**Texto mostrado**
Redacción de escritos, resúmenes de sentencias, primeras versiones de contratos: cómo un despacho pequeño puede usar la IA sin comprometer la confidencialidad del cliente.
Los despachos grandes llevan tiempo usando herramientas de IA legal a medida, con presupuestos que un despacho pequeño no tiene. Pero la IA generalista (ChatGPT, Claude) bien usada, con las precauciones adecuadas, ya permite a un abogado o un despacho de dos o tres personas ahorrar horas cada semana en tareas de apoyo, sin necesidad de ese presupuesto. Es la misma lógica que explicamos en nuestra guía sobre cómo las pequeñas empresas pueden competir con los grandes sin su presupuesto.
Nada de lo que sigue sustituye tu criterio jurídico ni te exime de revisar cada documento antes de enviarlo. La IA acelera el primer borrador, no toma la decisión legal.
Partir de una plantilla en blanco es lo más lento. Dale a la IA la estructura, las partes y las cláusulas clave, y pídele un primer borrador que luego tú ajustas y revisas. El ahorro no está en la calidad final —esa la pones tú— sino en no partir de cero. Si quieres afinar cómo pides las cosas, te ayudará nuestra guía avanzada para escribir mejores prompts.

[Datos extraídos de una colección]
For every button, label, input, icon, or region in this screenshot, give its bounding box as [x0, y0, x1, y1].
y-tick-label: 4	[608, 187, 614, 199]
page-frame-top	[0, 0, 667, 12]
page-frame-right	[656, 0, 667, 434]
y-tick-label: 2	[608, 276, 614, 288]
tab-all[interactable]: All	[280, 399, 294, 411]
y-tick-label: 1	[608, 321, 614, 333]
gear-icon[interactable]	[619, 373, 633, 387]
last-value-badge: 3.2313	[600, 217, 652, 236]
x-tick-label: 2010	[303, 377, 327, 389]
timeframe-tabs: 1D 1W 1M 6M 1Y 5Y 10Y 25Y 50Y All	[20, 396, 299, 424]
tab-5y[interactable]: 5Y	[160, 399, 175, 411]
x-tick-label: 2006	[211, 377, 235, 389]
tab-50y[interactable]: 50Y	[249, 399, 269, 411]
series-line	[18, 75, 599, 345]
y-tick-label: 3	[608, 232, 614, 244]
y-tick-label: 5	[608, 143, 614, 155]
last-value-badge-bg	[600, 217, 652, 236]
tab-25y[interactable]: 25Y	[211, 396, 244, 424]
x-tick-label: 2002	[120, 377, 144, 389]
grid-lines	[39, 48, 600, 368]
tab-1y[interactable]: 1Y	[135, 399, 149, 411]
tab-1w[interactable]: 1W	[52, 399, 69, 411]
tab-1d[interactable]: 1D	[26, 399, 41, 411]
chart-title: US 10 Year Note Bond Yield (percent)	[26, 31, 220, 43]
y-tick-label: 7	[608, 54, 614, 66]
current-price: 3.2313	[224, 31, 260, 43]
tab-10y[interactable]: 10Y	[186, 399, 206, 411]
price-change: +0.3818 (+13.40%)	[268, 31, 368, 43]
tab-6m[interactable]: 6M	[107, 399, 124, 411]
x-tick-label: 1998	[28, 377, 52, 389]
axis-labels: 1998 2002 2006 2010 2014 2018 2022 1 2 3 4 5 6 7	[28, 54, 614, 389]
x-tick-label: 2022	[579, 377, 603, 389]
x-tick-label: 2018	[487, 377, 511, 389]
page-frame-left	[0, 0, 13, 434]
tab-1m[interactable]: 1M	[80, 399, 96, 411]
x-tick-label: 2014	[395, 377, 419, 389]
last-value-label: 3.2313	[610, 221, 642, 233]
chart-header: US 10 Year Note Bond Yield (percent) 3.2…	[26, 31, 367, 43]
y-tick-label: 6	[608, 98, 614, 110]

**Enunciado de tarea**
Copia literalmente, del texto sobre el uso de la IA en despachos pequeños, el fragmento que comienza con las palabras "Redacción de escritos, resúmenes" y termina con "sin su presupuesto.".

**Respuesta al ejercicio**
Redacción de escritos, resúmenes de sentencias, primeras versiones de contratos: cómo un despacho pequeño puede usar la IA sin comprometer la confidencialidad del cliente.
Los despachos grandes llevan tiempo usando herramientas de IA legal a medida, con presupuestos que un despacho pequeño no tiene. Pero la IA generalista (ChatGPT, Claude) bien usada, con las precauciones adecuadas, ya permite a un abogado o un despacho de dos o tres personas ahorrar horas cada semana en tareas de apoyo, sin necesidad de ese presupuesto. Es la misma lógica que explicamos en nuestra guía sobre cómo las pequeñas empresas pueden competir con los grandes sin su presupuesto.